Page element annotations
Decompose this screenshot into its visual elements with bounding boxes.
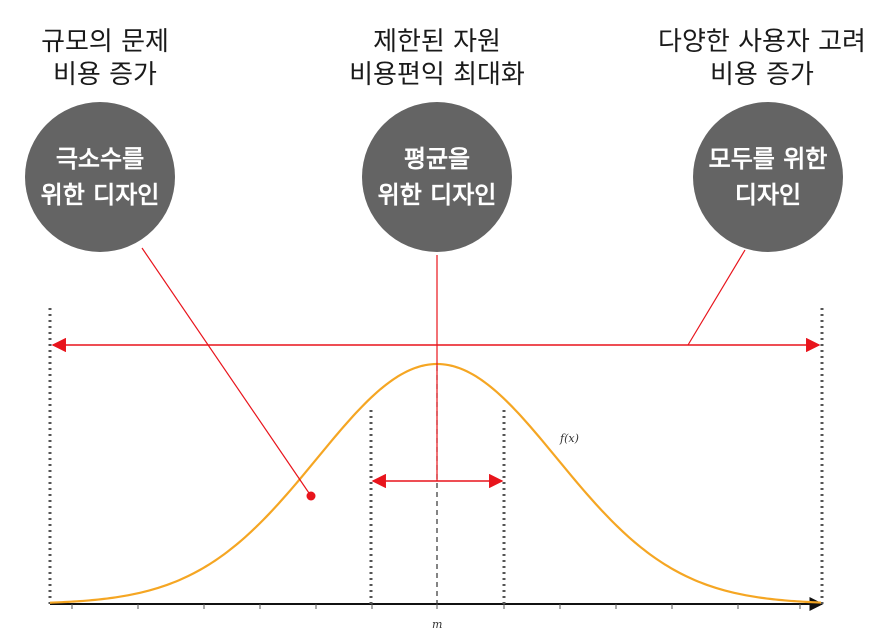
left-connector-line bbox=[141, 247, 312, 497]
center-label: 제한된 자원 비용편익 최대화 bbox=[317, 26, 557, 92]
axis-ticks bbox=[71, 604, 801, 609]
right-connector-line bbox=[687, 249, 746, 346]
right-label: 다양한 사용자 고려 비용 증가 bbox=[642, 26, 882, 92]
bell-curve bbox=[49, 362, 822, 604]
curve-label: f(x) bbox=[559, 432, 579, 445]
left-label-line2: 비용 증가 bbox=[53, 60, 157, 90]
center-circle-line2: 위한 디자인 bbox=[377, 181, 497, 209]
right-circle: 모두를 위한 디자인 bbox=[693, 102, 843, 252]
right-circle-line1: 모두를 위한 bbox=[708, 145, 828, 173]
right-label-line1: 다양한 사용자 고려 bbox=[658, 27, 866, 57]
left-label-line1: 규모의 문제 bbox=[41, 27, 169, 57]
center-circle-line1: 평균을 bbox=[403, 145, 471, 173]
center-label-line2: 비용편익 최대화 bbox=[349, 60, 525, 90]
left-circle-line1: 극소수를 bbox=[55, 145, 145, 173]
axis-mean-label: m bbox=[432, 618, 442, 631]
right-circle-line2: 디자인 bbox=[734, 181, 802, 209]
left-circle: 극소수를 위한 디자인 bbox=[25, 102, 175, 252]
center-circle: 평균을 위한 디자인 bbox=[362, 102, 512, 252]
left-label: 규모의 문제 비용 증가 bbox=[0, 26, 225, 92]
right-label-line2: 비용 증가 bbox=[710, 60, 814, 90]
left-circle-line2: 위한 디자인 bbox=[40, 181, 160, 209]
center-label-line1: 제한된 자원 bbox=[373, 27, 501, 57]
left-connector-dot bbox=[306, 491, 316, 501]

▸ Aim of the task
Write out all of the material above again, swapping every "bbox" for "box" and keeping everything else the same. Leave the pictures out.

▸ Finished exercise
Decompose this screenshot into its visual elements with bounding boxes.
left-connector-line box=[141, 247, 312, 497]
center-label: 제한된 자원 비용편익 최대화 box=[317, 26, 557, 92]
axis-ticks box=[71, 604, 801, 609]
right-connector-line box=[687, 249, 746, 346]
right-label: 다양한 사용자 고려 비용 증가 box=[642, 26, 882, 92]
bell-curve box=[49, 362, 822, 604]
curve-label: f(x) box=[559, 432, 579, 445]
left-label-line2: 비용 증가 box=[53, 60, 157, 90]
center-circle-line2: 위한 디자인 box=[377, 181, 497, 209]
right-circle: 모두를 위한 디자인 box=[693, 102, 843, 252]
right-circle-line1: 모두를 위한 box=[708, 145, 828, 173]
right-label-line1: 다양한 사용자 고려 box=[658, 27, 866, 57]
left-label-line1: 규모의 문제 box=[41, 27, 169, 57]
center-circle-line1: 평균을 box=[403, 145, 471, 173]
center-label-line2: 비용편익 최대화 box=[349, 60, 525, 90]
left-circle-line1: 극소수를 box=[55, 145, 145, 173]
axis-mean-label: m box=[432, 618, 442, 631]
right-circle-line2: 디자인 box=[734, 181, 802, 209]
left-circle: 극소수를 위한 디자인 box=[25, 102, 175, 252]
center-circle: 평균을 위한 디자인 box=[362, 102, 512, 252]
left-label: 규모의 문제 비용 증가 box=[0, 26, 225, 92]
right-label-line2: 비용 증가 box=[710, 60, 814, 90]
left-circle-line2: 위한 디자인 box=[40, 181, 160, 209]
center-label-line1: 제한된 자원 box=[373, 27, 501, 57]
left-connector-dot box=[306, 491, 316, 501]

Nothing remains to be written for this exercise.